SUPPLIED TEXT:



    • Rachel says:

      Are you tapping on the actor to select it before you try to drag it? I might not have made that clear enough in the explanation. If tapping on it doesn’t work, then it’s time to add logs to make sure all the functions are being called. After the local variable lines, add a line like this to check if the function is being called:

      `log(“SomeFunction has been called!”);

      Then run the game, close it, and check Launch.log in the MobileGame\Logs folder (or Launch2.log if you were running the game from the editor). You can also use this to check actors, for instance if you put this inside the foreach Pawn.TraceActors call in the TapToMoveTap function:

      `log(HitActor@”<– This is the HitActor”);

      It will log every actor along the trace when you tap. Run the game, tap on the box, then exit and check the log to make sure the AwesomeMobileActor is one of the HitActors. Let me know if this helps!

  3. Gauji says:

    Dude these are really amazing, Do not stop making these, you are making very high quality tutorials! i will be coming again and again to see if you have more !

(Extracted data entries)

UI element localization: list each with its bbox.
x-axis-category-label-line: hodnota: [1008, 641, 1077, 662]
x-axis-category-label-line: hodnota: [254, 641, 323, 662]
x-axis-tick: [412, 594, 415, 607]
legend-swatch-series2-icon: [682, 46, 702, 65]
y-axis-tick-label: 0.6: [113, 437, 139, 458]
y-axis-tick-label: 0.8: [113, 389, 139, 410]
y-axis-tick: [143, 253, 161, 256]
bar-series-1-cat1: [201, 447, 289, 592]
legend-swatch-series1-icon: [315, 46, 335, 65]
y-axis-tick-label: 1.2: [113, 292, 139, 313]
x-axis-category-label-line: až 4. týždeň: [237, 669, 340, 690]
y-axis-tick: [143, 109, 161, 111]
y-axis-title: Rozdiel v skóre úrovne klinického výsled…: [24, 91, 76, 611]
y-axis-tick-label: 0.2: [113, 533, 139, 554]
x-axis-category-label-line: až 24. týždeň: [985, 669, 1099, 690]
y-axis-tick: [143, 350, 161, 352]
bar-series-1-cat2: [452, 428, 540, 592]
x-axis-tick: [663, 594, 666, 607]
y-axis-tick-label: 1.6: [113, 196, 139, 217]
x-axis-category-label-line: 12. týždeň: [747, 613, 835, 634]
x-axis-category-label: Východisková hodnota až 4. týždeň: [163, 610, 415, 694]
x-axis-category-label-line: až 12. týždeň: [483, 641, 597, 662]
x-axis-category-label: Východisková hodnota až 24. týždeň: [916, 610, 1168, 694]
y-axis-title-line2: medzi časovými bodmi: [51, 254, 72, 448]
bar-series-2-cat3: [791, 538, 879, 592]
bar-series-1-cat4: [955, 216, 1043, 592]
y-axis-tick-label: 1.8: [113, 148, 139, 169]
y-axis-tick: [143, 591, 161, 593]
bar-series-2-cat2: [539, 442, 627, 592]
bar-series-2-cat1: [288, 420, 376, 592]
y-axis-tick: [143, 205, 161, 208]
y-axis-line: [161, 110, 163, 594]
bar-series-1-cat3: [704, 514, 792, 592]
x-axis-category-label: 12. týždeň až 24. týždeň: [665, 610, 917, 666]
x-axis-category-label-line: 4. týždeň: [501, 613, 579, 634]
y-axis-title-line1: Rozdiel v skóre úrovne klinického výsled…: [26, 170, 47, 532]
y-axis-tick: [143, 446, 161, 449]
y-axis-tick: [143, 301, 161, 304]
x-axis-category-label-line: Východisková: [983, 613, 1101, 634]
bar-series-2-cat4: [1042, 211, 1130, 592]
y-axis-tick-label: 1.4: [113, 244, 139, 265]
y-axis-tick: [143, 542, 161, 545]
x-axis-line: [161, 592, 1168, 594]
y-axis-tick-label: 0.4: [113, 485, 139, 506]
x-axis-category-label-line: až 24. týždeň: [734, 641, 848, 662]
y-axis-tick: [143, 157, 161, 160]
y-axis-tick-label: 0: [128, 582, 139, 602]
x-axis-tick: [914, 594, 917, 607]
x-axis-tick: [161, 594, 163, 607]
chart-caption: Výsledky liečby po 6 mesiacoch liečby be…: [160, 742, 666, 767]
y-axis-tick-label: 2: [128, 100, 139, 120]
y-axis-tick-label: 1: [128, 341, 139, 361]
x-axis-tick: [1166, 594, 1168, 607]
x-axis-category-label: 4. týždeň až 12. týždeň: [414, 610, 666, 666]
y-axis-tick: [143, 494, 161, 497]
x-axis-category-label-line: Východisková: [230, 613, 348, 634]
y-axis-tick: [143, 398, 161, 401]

EXERCISE A: List every file or folder name that appears in the comment thread about debugging a mobile game.
EXERCISE B: Pick up the comment thread about debugging a mobile game after its final comment and extend it.

RESPONSE A: Launch.log, MobileGame\Logs, Launch2.log

RESPONSE B:
    - G

  4. Artsog says:

    Phenomenal!! Nobody else is explaining these things on the net. Thank you VERY much

  5. Artsog says:

    Ah, I have a little question.
    When I attempt to drag my actors, the Orbital Camera seems to kick in before I can drag my actor, so in other words if I drag too fast, I cannot move the actor, because the camera interrupts it

    Any idea if I did anything wrong?

    Thanks again for this!

    • Rachel says:

      The way I have this set up, first you tap on the actor to select it, then you can drag it. If you want it to immediately select and start dragging, I’d move the trace code from TapToMoveTap into CheckDragActor, using the EventType of ZoneEvent_Touch to detect the first touch. Have fun and I’m glad this helped! :)

      • Artsog says:


        I kind of understand the concept, but I will admit, you’re talking to a n00b, I’m not sure exactly how to go about this, I’ve tried a few things. And if I believe I also have it set up as you, where you must tap it once to select first, then tap again and drag to move it. I suspected it had something to do with the TapToMoveSmoothFator , but It seems I’m wrong, when I change this value all that happens is the camera gets closer or farther from the origin, and that is all…. :( Don’t mean to be a hassle here!

        • Rachel says:

          No, the TapToMoveSmoothFactor was explained in the previous tutorial, it controls how fast the camera moves towards a tapped position. These tutorials weren’t really meant for beginners, but I’d read through all three of them carefully to understand how everything functions, what each line is doing and why.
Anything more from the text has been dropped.